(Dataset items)
..............................

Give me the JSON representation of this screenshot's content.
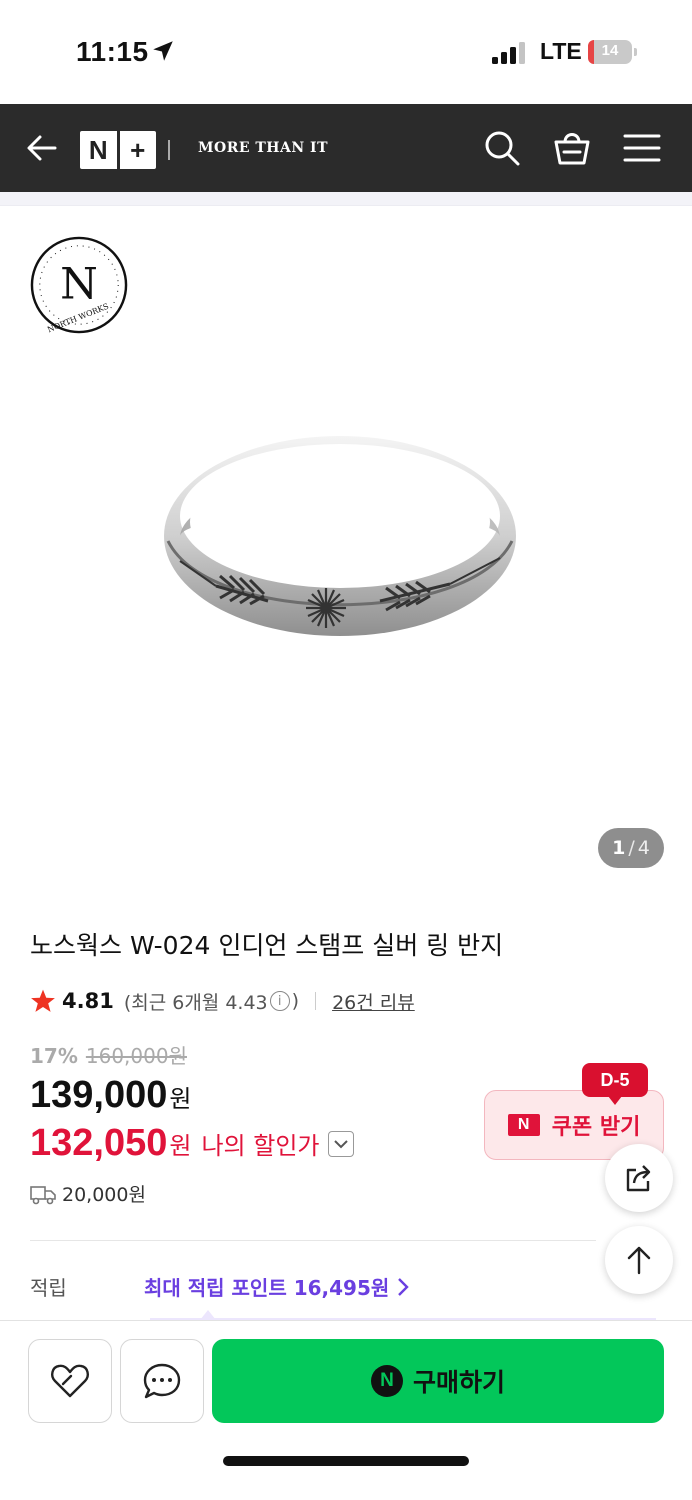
{
  "status_bar": {
    "time": "11:15",
    "network": "LTE",
    "battery_level": "14",
    "battery_fraction": 0.14
  },
  "nav": {
    "logo_left": "N",
    "logo_right": "+",
    "tagline": "MORE THAN IT",
    "icons": [
      "back-arrow-icon",
      "search-icon",
      "shopping-basket-icon",
      "hamburger-menu-icon"
    ]
  },
  "gallery": {
    "brand_logo_letter": "N",
    "brand_logo_text": "NORTH WORKS",
    "current": "1",
    "separator": "/",
    "total": "4"
  },
  "product": {
    "title": "노스웍스 W-024 인디언 스탬프 실버 링 반지",
    "rating": "4.81",
    "recent_rating_label": "(최근 6개월 4.43",
    "recent_rating_close": ")",
    "review_count_label": "26건 리뷰",
    "discount_rate": "17%",
    "original_price": "160,000원",
    "price": "139,000",
    "price_unit": "원",
    "my_price": "132,050",
    "my_price_unit": "원",
    "my_price_label": "나의 할인가",
    "shipping_fee": "20,000원"
  },
  "coupon": {
    "badge": "D-5",
    "logo": "N",
    "label": "쿠폰 받기"
  },
  "points": {
    "label": "적립",
    "value": "최대 적립 포인트 16,495원"
  },
  "bottom_bar": {
    "buy_logo": "N",
    "buy_label": "구매하기"
  },
  "colors": {
    "nav_bg": "#2b2b2b",
    "sale_red": "#e0133a",
    "points_purple": "#6a3fe0",
    "buy_green": "#03c75a",
    "star": "#ee3322"
  }
}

..............................

▶ [Problem details]: Copy the data exactly. Any picture it contains is to be omitted.

▶ [Complete response]:
Give me the JSON representation of this screenshot's content.
{
  "status_bar": {
    "time": "11:15",
    "network": "LTE",
    "battery_level": "14",
    "battery_fraction": 0.14
  },
  "nav": {
    "logo_left": "N",
    "logo_right": "+",
    "tagline": "MORE THAN IT",
    "icons": [
      "back-arrow-icon",
      "search-icon",
      "shopping-basket-icon",
      "hamburger-menu-icon"
    ]
  },
  "gallery": {
    "brand_logo_letter": "N",
    "brand_logo_text": "NORTH WORKS",
    "current": "1",
    "separator": "/",
    "total": "4"
  },
  "product": {
    "title": "노스웍스 W-024 인디언 스탬프 실버 링 반지",
    "rating": "4.81",
    "recent_rating_label": "(최근 6개월 4.43",
    "recent_rating_close": ")",
    "review_count_label": "26건 리뷰",
    "discount_rate": "17%",
    "original_price": "160,000원",
    "price": "139,000",
    "price_unit": "원",
    "my_price": "132,050",
    "my_price_unit": "원",
    "my_price_label": "나의 할인가",
    "shipping_fee": "20,000원"
  },
  "coupon": {
    "badge": "D-5",
    "logo": "N",
    "label": "쿠폰 받기"
  },
  "points": {
    "label": "적립",
    "value": "최대 적립 포인트 16,495원"
  },
  "bottom_bar": {
    "buy_logo": "N",
    "buy_label": "구매하기"
  },
  "colors": {
    "nav_bg": "#2b2b2b",
    "sale_red": "#e0133a",
    "points_purple": "#6a3fe0",
    "buy_green": "#03c75a",
    "star": "#ee3322"
  }
}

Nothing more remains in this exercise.